TASK INSTRUCTIONS
Copy every line of the material below without changing anything.
DATASET RECORDS start
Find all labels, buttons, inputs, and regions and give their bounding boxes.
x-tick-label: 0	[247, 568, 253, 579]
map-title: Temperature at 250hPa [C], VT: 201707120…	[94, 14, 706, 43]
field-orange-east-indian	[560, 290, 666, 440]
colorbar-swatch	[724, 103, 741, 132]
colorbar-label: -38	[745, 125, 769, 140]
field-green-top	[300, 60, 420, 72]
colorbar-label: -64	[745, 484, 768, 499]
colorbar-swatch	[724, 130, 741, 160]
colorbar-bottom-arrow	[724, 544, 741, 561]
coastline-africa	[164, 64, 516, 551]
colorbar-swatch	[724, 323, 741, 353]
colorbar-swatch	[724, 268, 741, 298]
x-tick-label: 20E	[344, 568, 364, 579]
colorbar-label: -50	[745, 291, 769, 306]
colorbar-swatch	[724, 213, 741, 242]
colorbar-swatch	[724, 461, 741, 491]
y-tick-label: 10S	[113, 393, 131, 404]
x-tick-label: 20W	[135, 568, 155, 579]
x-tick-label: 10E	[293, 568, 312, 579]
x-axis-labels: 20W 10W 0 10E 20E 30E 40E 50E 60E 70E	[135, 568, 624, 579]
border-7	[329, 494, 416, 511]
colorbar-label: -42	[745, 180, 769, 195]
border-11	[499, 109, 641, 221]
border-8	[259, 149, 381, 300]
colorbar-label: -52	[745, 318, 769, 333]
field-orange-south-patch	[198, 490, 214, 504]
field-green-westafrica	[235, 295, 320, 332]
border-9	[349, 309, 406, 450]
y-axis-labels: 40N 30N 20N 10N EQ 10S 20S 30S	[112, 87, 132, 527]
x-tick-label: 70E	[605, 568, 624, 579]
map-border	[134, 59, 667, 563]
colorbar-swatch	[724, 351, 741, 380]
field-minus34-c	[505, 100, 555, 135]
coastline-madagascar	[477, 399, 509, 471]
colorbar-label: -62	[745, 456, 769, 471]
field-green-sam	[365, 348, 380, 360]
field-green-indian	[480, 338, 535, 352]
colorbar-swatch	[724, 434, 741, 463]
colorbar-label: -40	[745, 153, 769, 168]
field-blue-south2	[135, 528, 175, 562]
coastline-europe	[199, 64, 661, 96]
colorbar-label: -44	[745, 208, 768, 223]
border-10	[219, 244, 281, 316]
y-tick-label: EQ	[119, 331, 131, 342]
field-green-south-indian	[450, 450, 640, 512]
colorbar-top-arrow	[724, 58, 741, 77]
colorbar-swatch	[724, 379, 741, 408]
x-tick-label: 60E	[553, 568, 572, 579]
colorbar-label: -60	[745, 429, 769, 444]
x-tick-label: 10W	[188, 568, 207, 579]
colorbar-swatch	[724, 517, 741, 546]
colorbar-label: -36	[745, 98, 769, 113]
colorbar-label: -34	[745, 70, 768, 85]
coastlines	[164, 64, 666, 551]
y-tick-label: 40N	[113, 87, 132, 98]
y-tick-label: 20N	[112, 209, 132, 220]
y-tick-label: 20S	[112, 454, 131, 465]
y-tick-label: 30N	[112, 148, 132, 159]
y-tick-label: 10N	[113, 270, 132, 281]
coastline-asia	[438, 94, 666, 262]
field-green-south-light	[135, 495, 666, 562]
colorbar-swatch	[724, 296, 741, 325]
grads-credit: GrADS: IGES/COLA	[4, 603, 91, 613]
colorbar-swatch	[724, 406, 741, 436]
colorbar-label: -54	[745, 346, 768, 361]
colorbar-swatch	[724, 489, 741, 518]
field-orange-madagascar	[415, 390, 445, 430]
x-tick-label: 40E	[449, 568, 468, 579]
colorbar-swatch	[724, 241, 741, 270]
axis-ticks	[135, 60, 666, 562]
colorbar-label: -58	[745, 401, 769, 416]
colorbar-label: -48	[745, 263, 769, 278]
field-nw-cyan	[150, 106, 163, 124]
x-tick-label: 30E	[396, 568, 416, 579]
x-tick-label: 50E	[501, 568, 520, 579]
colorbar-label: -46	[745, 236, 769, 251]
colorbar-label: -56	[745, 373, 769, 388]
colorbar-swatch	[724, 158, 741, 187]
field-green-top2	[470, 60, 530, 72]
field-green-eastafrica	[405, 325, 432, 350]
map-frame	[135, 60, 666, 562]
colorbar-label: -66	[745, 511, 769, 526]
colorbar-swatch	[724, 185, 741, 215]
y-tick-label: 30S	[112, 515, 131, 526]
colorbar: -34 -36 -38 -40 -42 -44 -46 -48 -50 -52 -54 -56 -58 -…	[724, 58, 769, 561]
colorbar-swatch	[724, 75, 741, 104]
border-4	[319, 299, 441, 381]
DATASET RECORDS end
OUTPUT OF THE EXERCISE
Find all labels, buttons, inputs, and regions and give their bounding boxes.
x-tick-label: 0	[247, 568, 253, 579]
map-title: Temperature at 250hPa [C], VT: 201707120…	[94, 14, 706, 43]
field-orange-east-indian	[560, 290, 666, 440]
colorbar-swatch	[724, 103, 741, 132]
colorbar-label: -38	[745, 125, 769, 140]
field-green-top	[300, 60, 420, 72]
colorbar-label: -64	[745, 484, 768, 499]
colorbar-swatch	[724, 130, 741, 160]
colorbar-bottom-arrow	[724, 544, 741, 561]
coastline-africa	[164, 64, 516, 551]
colorbar-swatch	[724, 323, 741, 353]
colorbar-swatch	[724, 268, 741, 298]
x-tick-label: 20E	[344, 568, 364, 579]
colorbar-label: -50	[745, 291, 769, 306]
colorbar-swatch	[724, 213, 741, 242]
colorbar-swatch	[724, 461, 741, 491]
y-tick-label: 10S	[113, 393, 131, 404]
x-tick-label: 20W	[135, 568, 155, 579]
x-tick-label: 10E	[293, 568, 312, 579]
x-axis-labels: 20W 10W 0 10E 20E 30E 40E 50E 60E 70E	[135, 568, 624, 579]
border-7	[329, 494, 416, 511]
colorbar-label: -42	[745, 180, 769, 195]
border-11	[499, 109, 641, 221]
border-8	[259, 149, 381, 300]
colorbar-label: -52	[745, 318, 769, 333]
field-orange-south-patch	[198, 490, 214, 504]
field-green-westafrica	[235, 295, 320, 332]
border-9	[349, 309, 406, 450]
y-axis-labels: 40N 30N 20N 10N EQ 10S 20S 30S	[112, 87, 132, 527]
x-tick-label: 70E	[605, 568, 624, 579]
map-border	[134, 59, 667, 563]
colorbar-swatch	[724, 351, 741, 380]
field-minus34-c	[505, 100, 555, 135]
coastline-madagascar	[477, 399, 509, 471]
colorbar-label: -62	[745, 456, 769, 471]
field-green-sam	[365, 348, 380, 360]
field-green-indian	[480, 338, 535, 352]
colorbar-swatch	[724, 434, 741, 463]
colorbar-label: -40	[745, 153, 769, 168]
field-blue-south2	[135, 528, 175, 562]
coastline-europe	[199, 64, 661, 96]
colorbar-label: -44	[745, 208, 768, 223]
border-10	[219, 244, 281, 316]
y-tick-label: EQ	[119, 331, 131, 342]
field-green-south-indian	[450, 450, 640, 512]
colorbar-top-arrow	[724, 58, 741, 77]
colorbar-swatch	[724, 379, 741, 408]
x-tick-label: 60E	[553, 568, 572, 579]
colorbar-label: -60	[745, 429, 769, 444]
x-tick-label: 10W	[188, 568, 207, 579]
colorbar-swatch	[724, 517, 741, 546]
colorbar-label: -36	[745, 98, 769, 113]
colorbar-label: -34	[745, 70, 768, 85]
coastlines	[164, 64, 666, 551]
y-tick-label: 40N	[113, 87, 132, 98]
y-tick-label: 20N	[112, 209, 132, 220]
y-tick-label: 20S	[112, 454, 131, 465]
y-tick-label: 30N	[112, 148, 132, 159]
y-tick-label: 10N	[113, 270, 132, 281]
coastline-asia	[438, 94, 666, 262]
field-green-south-light	[135, 495, 666, 562]
colorbar-swatch	[724, 296, 741, 325]
grads-credit: GrADS: IGES/COLA	[4, 603, 91, 613]
colorbar-swatch	[724, 406, 741, 436]
colorbar-label: -54	[745, 346, 768, 361]
colorbar-swatch	[724, 489, 741, 518]
field-orange-madagascar	[415, 390, 445, 430]
x-tick-label: 40E	[449, 568, 468, 579]
colorbar-swatch	[724, 241, 741, 270]
axis-ticks	[135, 60, 666, 562]
colorbar-label: -58	[745, 401, 769, 416]
colorbar-label: -48	[745, 263, 769, 278]
field-nw-cyan	[150, 106, 163, 124]
x-tick-label: 30E	[396, 568, 416, 579]
x-tick-label: 50E	[501, 568, 520, 579]
colorbar-label: -46	[745, 236, 769, 251]
colorbar-label: -56	[745, 373, 769, 388]
colorbar-swatch	[724, 158, 741, 187]
field-green-top2	[470, 60, 530, 72]
field-green-eastafrica	[405, 325, 432, 350]
map-frame	[135, 60, 666, 562]
colorbar-label: -66	[745, 511, 769, 526]
colorbar-swatch	[724, 185, 741, 215]
y-tick-label: 30S	[112, 515, 131, 526]
colorbar: -34 -36 -38 -40 -42 -44 -46 -48 -50 -52 -54 -56 -58 -…	[724, 58, 769, 561]
colorbar-swatch	[724, 75, 741, 104]
border-4	[319, 299, 441, 381]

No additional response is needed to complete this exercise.